> _Requirements_: Gather every line of the material below that contains the string "producto", matching case exactly.

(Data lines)
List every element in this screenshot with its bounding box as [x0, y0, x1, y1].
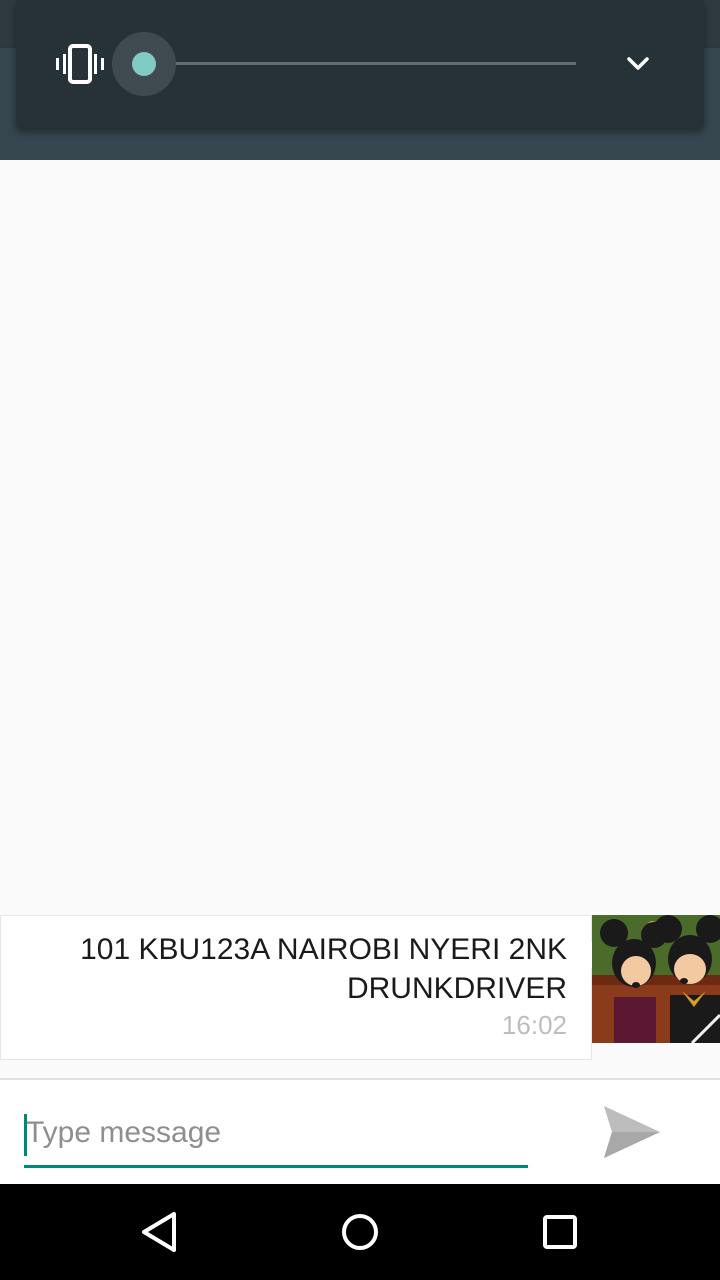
- volume-slider-thumb[interactable]: [132, 52, 156, 76]
- avatar[interactable]: [592, 915, 720, 1043]
- message-input[interactable]: [24, 1104, 528, 1168]
- vibrate-icon[interactable]: [56, 44, 104, 84]
- recents-icon[interactable]: [536, 1208, 584, 1256]
- back-icon[interactable]: [136, 1208, 184, 1256]
- home-icon[interactable]: [336, 1208, 384, 1256]
- composer-bar: [0, 1080, 720, 1184]
- navigation-bar: [0, 1184, 720, 1280]
- send-icon[interactable]: [600, 1100, 664, 1164]
- message-bubble[interactable]: 101 KBU123A NAIROBI NYERI 2NK DRUNKDRIVE…: [0, 915, 592, 1060]
- volume-slider-track[interactable]: [176, 62, 576, 65]
- message-text: 101 KBU123A NAIROBI NYERI 2NK DRUNKDRIVE…: [80, 933, 567, 1005]
- chevron-down-icon[interactable]: [622, 48, 654, 80]
- volume-panel: [16, 0, 704, 128]
- text-cursor: [24, 1114, 27, 1156]
- message-time: 16:02: [501, 1010, 567, 1040]
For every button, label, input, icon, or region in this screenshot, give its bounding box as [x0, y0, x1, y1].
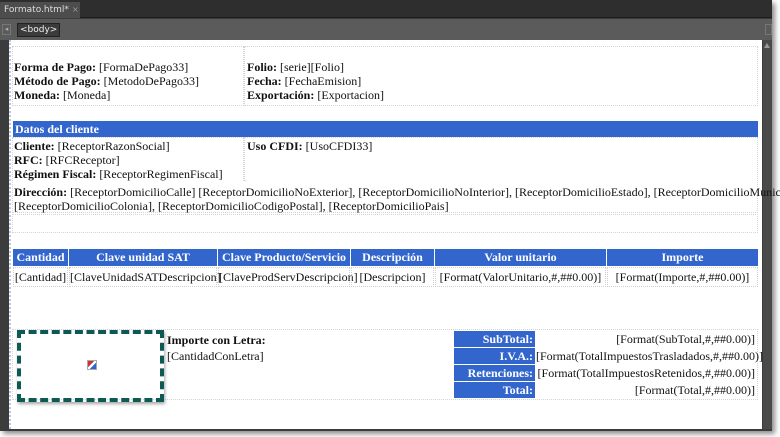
cell-cantidad: [Cantidad] — [13, 267, 68, 287]
subtotal-label: SubTotal: — [454, 331, 535, 347]
fecha-value: [FechaEmision] — [284, 74, 362, 88]
regimen-value: [ReceptorRegimenFiscal] — [99, 167, 223, 181]
divider — [243, 46, 245, 106]
regimen-fiscal: Régimen Fiscal: [ReceptorRegimenFiscal] — [14, 167, 223, 181]
forma-pago-value: [FormaDePago33] — [98, 60, 189, 74]
exportacion: Exportación: [Exportacion] — [247, 88, 384, 102]
metodo-pago-label: Método de Pago: — [14, 74, 101, 88]
moneda: Moneda: [Moneda] — [14, 88, 110, 102]
breadcrumb-body-tag[interactable]: <body> — [17, 23, 61, 37]
col-header-descripcion: Descripción — [351, 249, 434, 266]
iva-label: I.V.A.: — [454, 348, 535, 364]
retenciones-label: Retenciones: — [454, 365, 535, 381]
folio-value: [serie][Folio] — [280, 60, 344, 74]
folio-label: Folio: — [247, 60, 277, 74]
cell-clave-producto: [ClaveProdServDescripcion] — [218, 267, 358, 287]
section-title-cliente: Datos del cliente — [13, 121, 758, 137]
cell-descripcion: [Descripcion] — [351, 267, 434, 287]
broken-image-icon — [87, 360, 97, 370]
tab-title: Formato.html* — [4, 5, 69, 15]
forma-pago: Forma de Pago: [FormaDePago33] — [14, 60, 188, 74]
rfc-value: [RFCReceptor] — [45, 153, 120, 167]
rfc: RFC: [RFCReceptor] — [14, 153, 120, 167]
exportacion-label: Exportación: — [247, 88, 315, 102]
direccion-line1: [ReceptorDomicilioCalle] [ReceptorDomici… — [70, 185, 780, 199]
scroll-left-icon[interactable]: ◂ — [2, 24, 11, 35]
scroll-up-icon[interactable] — [764, 43, 770, 48]
cliente-label: Cliente: — [14, 139, 55, 153]
importe-letra-label: Importe con Letra: — [167, 333, 266, 347]
scroll-right-icon[interactable] — [765, 24, 772, 35]
breadcrumb: ◂ <body> — [0, 19, 772, 40]
importe-letra-value: [CantidadConLetra] — [167, 349, 264, 363]
total-value: [Format(Total,#,##0.00)] — [634, 383, 755, 397]
selected-image-placeholder[interactable] — [17, 330, 164, 402]
retenciones-value: [Format(TotalImpuestosRetenidos,#,##0.00… — [537, 366, 755, 380]
empty-row — [12, 214, 758, 233]
uso-cfdi: Uso CFDI: [UsoCFDI33] — [247, 139, 372, 153]
folio: Folio: [serie][Folio] — [247, 60, 344, 74]
forma-pago-label: Forma de Pago: — [14, 60, 96, 74]
tab-formato-html[interactable]: Formato.html* × — [0, 2, 80, 18]
exportacion-value: [Exportacion] — [317, 88, 384, 102]
direccion-line2: [ReceptorDomicilioColonia], [ReceptorDom… — [14, 199, 449, 213]
fecha: Fecha: [FechaEmision] — [247, 74, 361, 88]
metodo-pago-value: [MetodoDePago33] — [103, 74, 199, 88]
rfc-label: RFC: — [14, 153, 43, 167]
iva-value: [Format(TotalImpuestosTrasladados,#,##0.… — [536, 349, 764, 363]
col-header-importe: Importe — [607, 249, 758, 266]
cliente-value: [ReceptorRazonSocial] — [57, 139, 170, 153]
cliente: Cliente: [ReceptorRazonSocial] — [14, 139, 170, 153]
total-label: Total: — [454, 382, 535, 398]
regimen-label: Régimen Fiscal: — [14, 167, 97, 181]
col-header-cantidad: Cantidad — [13, 249, 68, 266]
uso-cfdi-label: Uso CFDI: — [247, 139, 303, 153]
cell-importe: [Format(Importe,#,##0.00)] — [607, 267, 758, 287]
metodo-pago: Método de Pago: [MetodoDePago33] — [14, 74, 199, 88]
moneda-label: Moneda: — [14, 88, 60, 102]
col-header-clave-unidad: Clave unidad SAT — [69, 249, 217, 266]
uso-cfdi-value: [UsoCFDI33] — [305, 139, 373, 153]
close-icon[interactable]: × — [72, 5, 79, 14]
subtotal-value: [Format(SubTotal,#,##0.00)] — [616, 332, 755, 346]
direccion: Dirección: [ReceptorDomicilioCalle] [Rec… — [14, 185, 780, 199]
divider — [243, 137, 245, 181]
cell-clave-unidad: [ClaveUnidadSATDescripcion] — [69, 267, 221, 287]
fecha-label: Fecha: — [247, 74, 282, 88]
col-header-valor-unitario: Valor unitario — [435, 249, 606, 266]
moneda-value: [Moneda] — [63, 88, 111, 102]
direccion-label: Dirección: — [14, 185, 68, 199]
cell-valor-unitario: [Format(ValorUnitario,#,##0.00)] — [435, 267, 606, 287]
col-header-clave-producto: Clave Producto/Servicio — [218, 249, 350, 266]
vertical-scrollbar[interactable] — [763, 40, 772, 429]
tab-bar: Formato.html* × — [0, 0, 772, 18]
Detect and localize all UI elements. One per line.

> _Correct output_:
cell-clave-producto: [ClaveProdServDescripcion] — [218, 267, 358, 287]
col-header-clave-producto: Clave Producto/Servicio — [218, 249, 350, 266]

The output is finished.